SUPPLIED INFORMATION:
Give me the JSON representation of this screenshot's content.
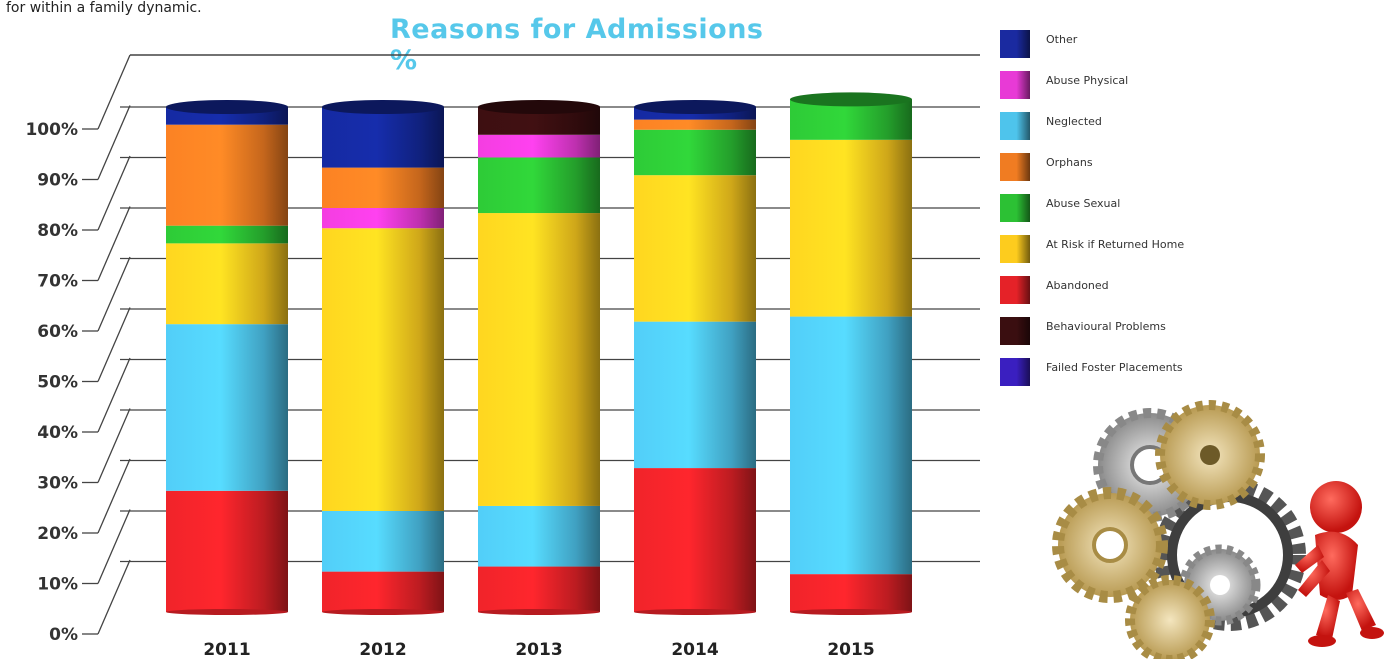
{
  "intro_text": "for within a family dynamic.",
  "chart_data": {
    "type": "bar",
    "stacked": true,
    "title": "Reasons for Admissions %",
    "xlabel": "",
    "ylabel": "",
    "ylim": [
      0,
      100
    ],
    "yticks": [
      "0%",
      "10%",
      "20%",
      "30%",
      "40%",
      "50%",
      "60%",
      "70%",
      "80%",
      "90%",
      "100%"
    ],
    "categories": [
      "2011",
      "2012",
      "2013",
      "2014",
      "2015"
    ],
    "series": [
      {
        "name": "Abandoned",
        "color": "#e52228",
        "values": [
          24,
          8,
          9,
          28.5,
          7.5
        ]
      },
      {
        "name": "Neglected",
        "color": "#4ec4ec",
        "values": [
          33,
          12,
          12,
          29,
          51
        ]
      },
      {
        "name": "At Risk if Returned Home",
        "color": "#fdcc1e",
        "values": [
          16,
          56,
          58,
          29,
          35
        ]
      },
      {
        "name": "Abuse Sexual",
        "color": "#2cc134",
        "values": [
          3.5,
          0,
          11,
          9,
          8
        ]
      },
      {
        "name": "Abuse Physical",
        "color": "#e83ad6",
        "values": [
          0,
          4,
          4.5,
          0,
          0
        ]
      },
      {
        "name": "Orphans",
        "color": "#f07c22",
        "values": [
          20,
          8,
          0,
          2,
          0
        ]
      },
      {
        "name": "Behavioural Problems",
        "color": "#3a0e10",
        "values": [
          0,
          0,
          5.5,
          0,
          0
        ]
      },
      {
        "name": "Other",
        "color": "#14289a",
        "values": [
          3.5,
          12,
          0,
          2.5,
          0
        ]
      }
    ],
    "legend_position": "right",
    "grid": true
  },
  "legend": [
    {
      "label": "Other",
      "color": "#1a2aa0"
    },
    {
      "label": "Abuse Physical",
      "color": "#e83ad6"
    },
    {
      "label": "Neglected",
      "color": "#4ec4ec"
    },
    {
      "label": "Orphans",
      "color": "#f07c22"
    },
    {
      "label": "Abuse Sexual",
      "color": "#2cc134"
    },
    {
      "label": "At Risk if Returned Home",
      "color": "#fdcc1e"
    },
    {
      "label": "Abandoned",
      "color": "#e52228"
    },
    {
      "label": "Behavioural Problems",
      "color": "#3a0e10"
    },
    {
      "label": "Failed Foster Placements",
      "color": "#3a1fc0"
    }
  ],
  "illustration": "red-figure-pushing-gears-icon"
}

TASK STATEMENT: Set the data above down again exactly as given, with no pictures.

COMPLETE OUTPUT:
Give me the JSON representation of this screenshot's content.
{
  "intro_text": "for within a family dynamic.",
  "chart_data": {
    "type": "bar",
    "stacked": true,
    "title": "Reasons for Admissions %",
    "xlabel": "",
    "ylabel": "",
    "ylim": [
      0,
      100
    ],
    "yticks": [
      "0%",
      "10%",
      "20%",
      "30%",
      "40%",
      "50%",
      "60%",
      "70%",
      "80%",
      "90%",
      "100%"
    ],
    "categories": [
      "2011",
      "2012",
      "2013",
      "2014",
      "2015"
    ],
    "series": [
      {
        "name": "Abandoned",
        "color": "#e52228",
        "values": [
          24,
          8,
          9,
          28.5,
          7.5
        ]
      },
      {
        "name": "Neglected",
        "color": "#4ec4ec",
        "values": [
          33,
          12,
          12,
          29,
          51
        ]
      },
      {
        "name": "At Risk if Returned Home",
        "color": "#fdcc1e",
        "values": [
          16,
          56,
          58,
          29,
          35
        ]
      },
      {
        "name": "Abuse Sexual",
        "color": "#2cc134",
        "values": [
          3.5,
          0,
          11,
          9,
          8
        ]
      },
      {
        "name": "Abuse Physical",
        "color": "#e83ad6",
        "values": [
          0,
          4,
          4.5,
          0,
          0
        ]
      },
      {
        "name": "Orphans",
        "color": "#f07c22",
        "values": [
          20,
          8,
          0,
          2,
          0
        ]
      },
      {
        "name": "Behavioural Problems",
        "color": "#3a0e10",
        "values": [
          0,
          0,
          5.5,
          0,
          0
        ]
      },
      {
        "name": "Other",
        "color": "#14289a",
        "values": [
          3.5,
          12,
          0,
          2.5,
          0
        ]
      }
    ],
    "legend_position": "right",
    "grid": true
  },
  "legend": [
    {
      "label": "Other",
      "color": "#1a2aa0"
    },
    {
      "label": "Abuse Physical",
      "color": "#e83ad6"
    },
    {
      "label": "Neglected",
      "color": "#4ec4ec"
    },
    {
      "label": "Orphans",
      "color": "#f07c22"
    },
    {
      "label": "Abuse Sexual",
      "color": "#2cc134"
    },
    {
      "label": "At Risk if Returned Home",
      "color": "#fdcc1e"
    },
    {
      "label": "Abandoned",
      "color": "#e52228"
    },
    {
      "label": "Behavioural Problems",
      "color": "#3a0e10"
    },
    {
      "label": "Failed Foster Placements",
      "color": "#3a1fc0"
    }
  ],
  "illustration": "red-figure-pushing-gears-icon"
}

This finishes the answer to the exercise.